WHAT TO WORK ON:
Write every entry out again exactly, please, and skip the pictures.

DATASET ENTRIES:
Start
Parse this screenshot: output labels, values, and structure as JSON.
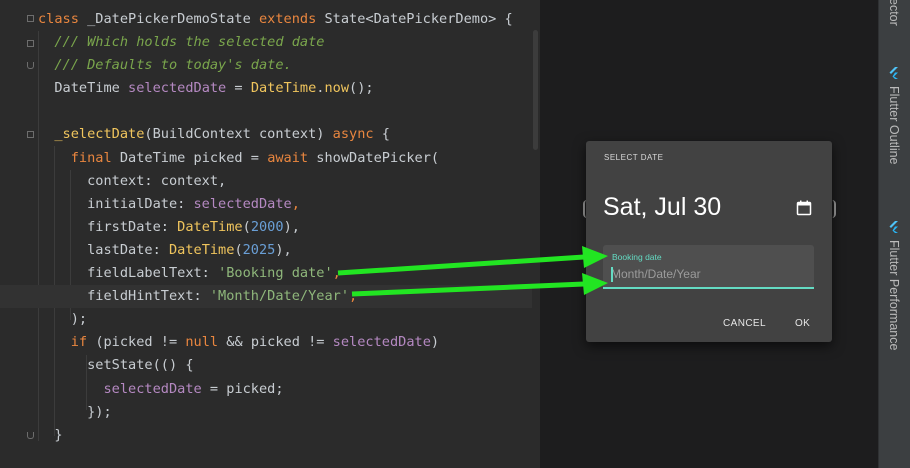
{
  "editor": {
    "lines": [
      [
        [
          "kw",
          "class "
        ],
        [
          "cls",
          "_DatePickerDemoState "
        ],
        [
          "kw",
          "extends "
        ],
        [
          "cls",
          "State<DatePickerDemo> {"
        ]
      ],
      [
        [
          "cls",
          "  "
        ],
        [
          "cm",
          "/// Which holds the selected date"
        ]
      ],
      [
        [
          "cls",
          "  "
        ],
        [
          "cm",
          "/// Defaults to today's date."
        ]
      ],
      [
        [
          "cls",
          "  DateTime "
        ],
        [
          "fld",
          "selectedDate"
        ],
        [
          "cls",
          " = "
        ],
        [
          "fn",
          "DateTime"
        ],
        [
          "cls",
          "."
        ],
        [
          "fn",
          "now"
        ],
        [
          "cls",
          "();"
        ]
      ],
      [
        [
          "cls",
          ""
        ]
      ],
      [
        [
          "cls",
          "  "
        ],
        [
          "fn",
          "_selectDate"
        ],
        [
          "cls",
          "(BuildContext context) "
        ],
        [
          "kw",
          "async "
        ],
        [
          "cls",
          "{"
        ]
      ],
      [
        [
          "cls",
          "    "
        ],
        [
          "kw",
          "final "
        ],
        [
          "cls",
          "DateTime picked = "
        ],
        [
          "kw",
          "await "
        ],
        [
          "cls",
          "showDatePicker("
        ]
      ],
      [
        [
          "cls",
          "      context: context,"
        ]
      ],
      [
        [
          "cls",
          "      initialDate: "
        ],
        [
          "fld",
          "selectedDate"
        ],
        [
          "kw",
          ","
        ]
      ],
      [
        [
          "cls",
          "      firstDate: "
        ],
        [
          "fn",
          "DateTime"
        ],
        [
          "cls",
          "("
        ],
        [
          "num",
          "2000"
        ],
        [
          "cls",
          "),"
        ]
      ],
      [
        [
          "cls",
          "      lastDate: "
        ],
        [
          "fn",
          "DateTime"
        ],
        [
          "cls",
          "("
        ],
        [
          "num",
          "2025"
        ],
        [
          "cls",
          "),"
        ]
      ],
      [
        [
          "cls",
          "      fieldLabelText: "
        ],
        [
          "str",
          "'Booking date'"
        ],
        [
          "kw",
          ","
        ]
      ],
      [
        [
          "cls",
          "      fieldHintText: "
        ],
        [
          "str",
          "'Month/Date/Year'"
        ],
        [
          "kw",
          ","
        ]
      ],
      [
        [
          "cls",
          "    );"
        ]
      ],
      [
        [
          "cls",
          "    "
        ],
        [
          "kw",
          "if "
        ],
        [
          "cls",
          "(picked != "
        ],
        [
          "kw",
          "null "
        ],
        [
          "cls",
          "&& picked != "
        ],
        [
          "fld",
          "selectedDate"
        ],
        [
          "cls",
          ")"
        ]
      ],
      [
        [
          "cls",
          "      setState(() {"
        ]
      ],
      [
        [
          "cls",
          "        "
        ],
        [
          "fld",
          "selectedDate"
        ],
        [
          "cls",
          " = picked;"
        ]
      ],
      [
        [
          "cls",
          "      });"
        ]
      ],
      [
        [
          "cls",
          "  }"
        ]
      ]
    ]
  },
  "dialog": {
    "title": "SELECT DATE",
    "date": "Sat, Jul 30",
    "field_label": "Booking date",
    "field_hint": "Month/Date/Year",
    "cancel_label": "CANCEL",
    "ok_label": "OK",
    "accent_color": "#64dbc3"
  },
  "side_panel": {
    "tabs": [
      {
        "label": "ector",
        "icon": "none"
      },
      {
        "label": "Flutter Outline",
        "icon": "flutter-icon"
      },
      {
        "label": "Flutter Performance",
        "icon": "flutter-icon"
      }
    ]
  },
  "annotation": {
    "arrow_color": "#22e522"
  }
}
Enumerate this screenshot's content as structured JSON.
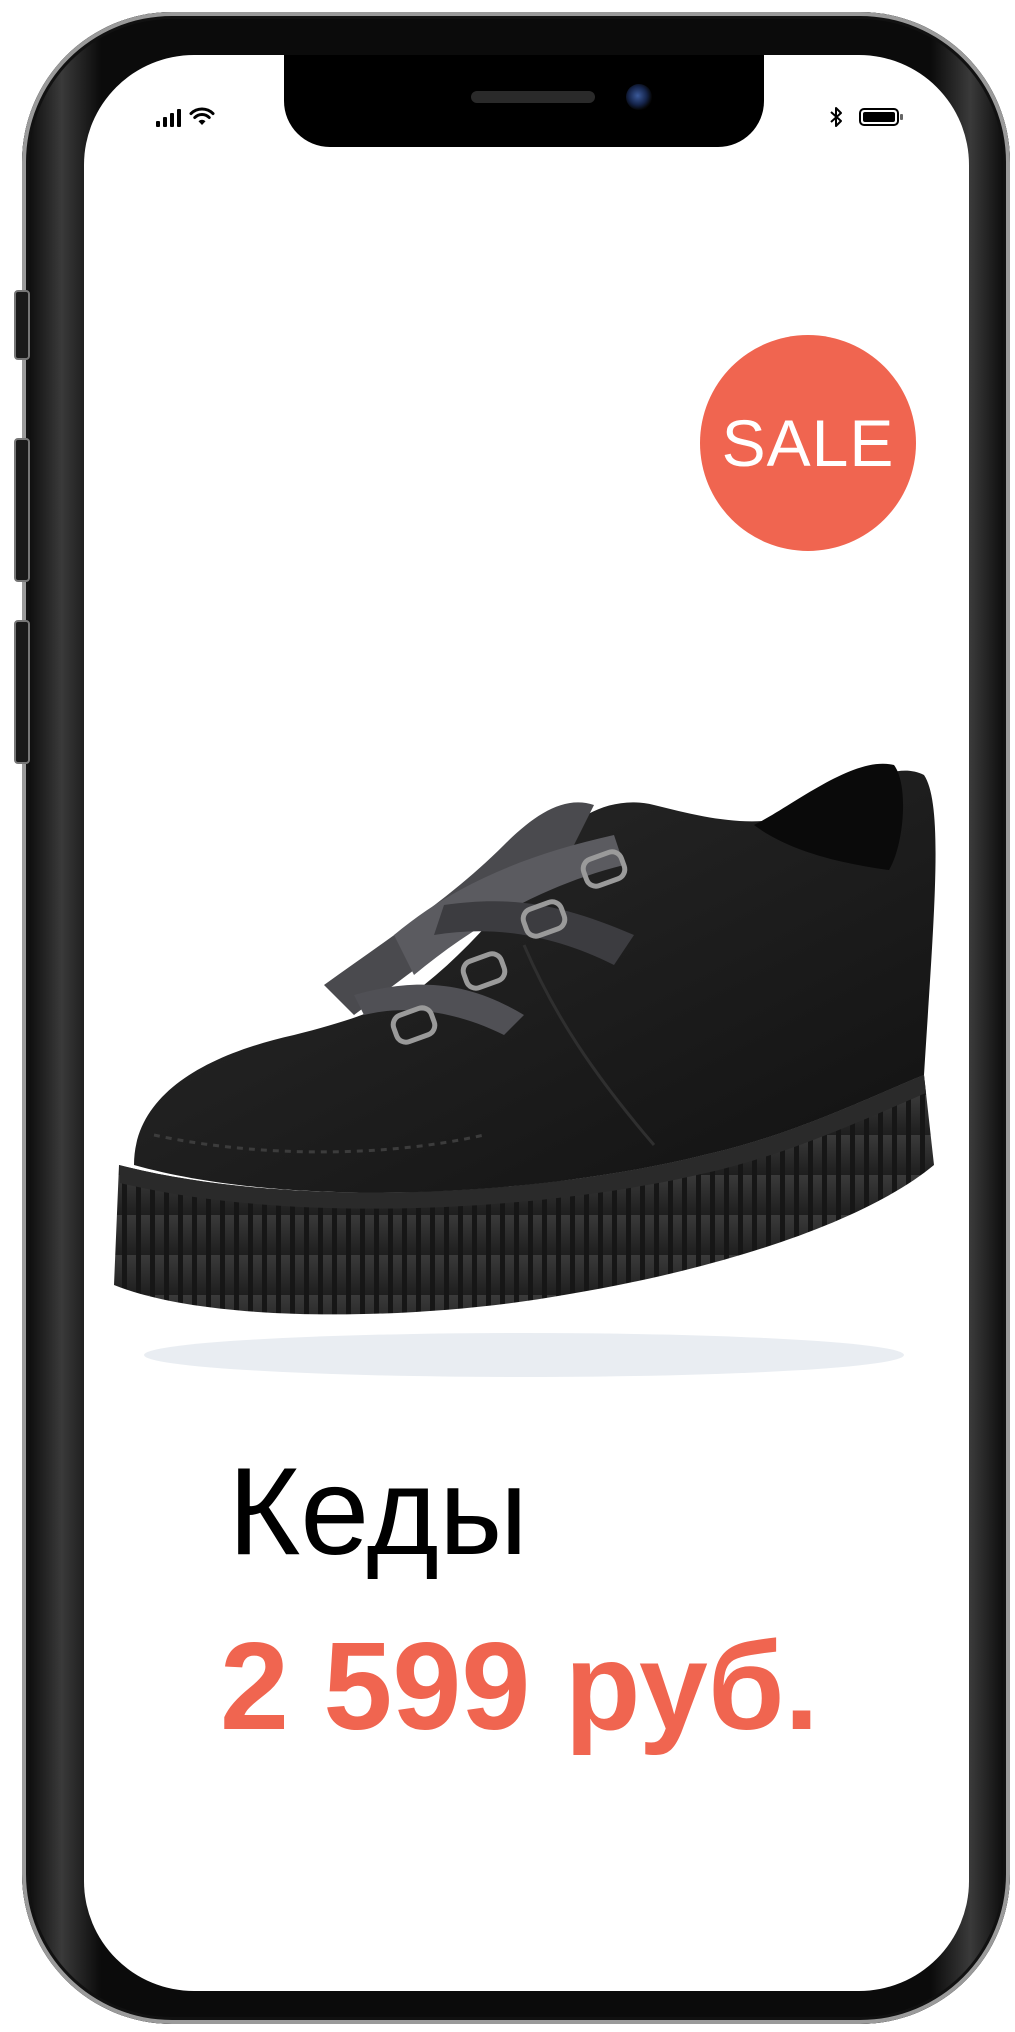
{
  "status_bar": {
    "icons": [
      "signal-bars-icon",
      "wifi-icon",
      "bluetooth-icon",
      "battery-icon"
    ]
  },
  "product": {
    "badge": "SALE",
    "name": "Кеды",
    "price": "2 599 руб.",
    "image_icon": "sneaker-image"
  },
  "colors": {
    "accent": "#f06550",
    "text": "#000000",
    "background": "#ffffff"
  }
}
End
OUTPUT OF THE EXERCISE:
Parse this screenshot: output labels, values, and structure as JSON.
{
  "editor": {
    "lines": [
      [
        [
          "kw",
          "class "
        ],
        [
          "cls",
          "_DatePickerDemoState "
        ],
        [
          "kw",
          "extends "
        ],
        [
          "cls",
          "State<DatePickerDemo> {"
        ]
      ],
      [
        [
          "cls",
          "  "
        ],
        [
          "cm",
          "/// Which holds the selected date"
        ]
      ],
      [
        [
          "cls",
          "  "
        ],
        [
          "cm",
          "/// Defaults to today's date."
        ]
      ],
      [
        [
          "cls",
          "  DateTime "
        ],
        [
          "fld",
          "selectedDate"
        ],
        [
          "cls",
          " = "
        ],
        [
          "fn",
          "DateTime"
        ],
        [
          "cls",
          "."
        ],
        [
          "fn",
          "now"
        ],
        [
          "cls",
          "();"
        ]
      ],
      [
        [
          "cls",
          ""
        ]
      ],
      [
        [
          "cls",
          "  "
        ],
        [
          "fn",
          "_selectDate"
        ],
        [
          "cls",
          "(BuildContext context) "
        ],
        [
          "kw",
          "async "
        ],
        [
          "cls",
          "{"
        ]
      ],
      [
        [
          "cls",
          "    "
        ],
        [
          "kw",
          "final "
        ],
        [
          "cls",
          "DateTime picked = "
        ],
        [
          "kw",
          "await "
        ],
        [
          "cls",
          "showDatePicker("
        ]
      ],
      [
        [
          "cls",
          "      context: context,"
        ]
      ],
      [
        [
          "cls",
          "      initialDate: "
        ],
        [
          "fld",
          "selectedDate"
        ],
        [
          "kw",
          ","
        ]
      ],
      [
        [
          "cls",
          "      firstDate: "
        ],
        [
          "fn",
          "DateTime"
        ],
        [
          "cls",
          "("
        ],
        [
          "num",
          "2000"
        ],
        [
          "cls",
          "),"
        ]
      ],
      [
        [
          "cls",
          "      lastDate: "
        ],
        [
          "fn",
          "DateTime"
        ],
        [
          "cls",
          "("
        ],
        [
          "num",
          "2025"
        ],
        [
          "cls",
          "),"
        ]
      ],
      [
        [
          "cls",
          "      fieldLabelText: "
        ],
        [
          "str",
          "'Booking date'"
        ],
        [
          "kw",
          ","
        ]
      ],
      [
        [
          "cls",
          "      fieldHintText: "
        ],
        [
          "str",
          "'Month/Date/Year'"
        ],
        [
          "kw",
          ","
        ]
      ],
      [
        [
          "cls",
          "    );"
        ]
      ],
      [
        [
          "cls",
          "    "
        ],
        [
          "kw",
          "if "
        ],
        [
          "cls",
          "(picked != "
        ],
        [
          "kw",
          "null "
        ],
        [
          "cls",
          "&& picked != "
        ],
        [
          "fld",
          "selectedDate"
        ],
        [
          "cls",
          ")"
        ]
      ],
      [
        [
          "cls",
          "      setState(() {"
        ]
      ],
      [
        [
          "cls",
          "        "
        ],
        [
          "fld",
          "selectedDate"
        ],
        [
          "cls",
          " = picked;"
        ]
      ],
      [
        [
          "cls",
          "      });"
        ]
      ],
      [
        [
          "cls",
          "  }"
        ]
      ]
    ]
  },
  "dialog": {
    "title": "SELECT DATE",
    "date": "Sat, Jul 30",
    "field_label": "Booking date",
    "field_hint": "Month/Date/Year",
    "cancel_label": "CANCEL",
    "ok_label": "OK",
    "accent_color": "#64dbc3"
  },
  "side_panel": {
    "tabs": [
      {
        "label": "ector",
        "icon": "none"
      },
      {
        "label": "Flutter Outline",
        "icon": "flutter-icon"
      },
      {
        "label": "Flutter Performance",
        "icon": "flutter-icon"
      }
    ]
  },
  "annotation": {
    "arrow_color": "#22e522"
  }
}
Enumerate this screenshot's content as structured JSON.
{
  "status_bar": {
    "icons": [
      "signal-bars-icon",
      "wifi-icon",
      "bluetooth-icon",
      "battery-icon"
    ]
  },
  "product": {
    "badge": "SALE",
    "name": "Кеды",
    "price": "2 599 руб.",
    "image_icon": "sneaker-image"
  },
  "colors": {
    "accent": "#f06550",
    "text": "#000000",
    "background": "#ffffff"
  }
}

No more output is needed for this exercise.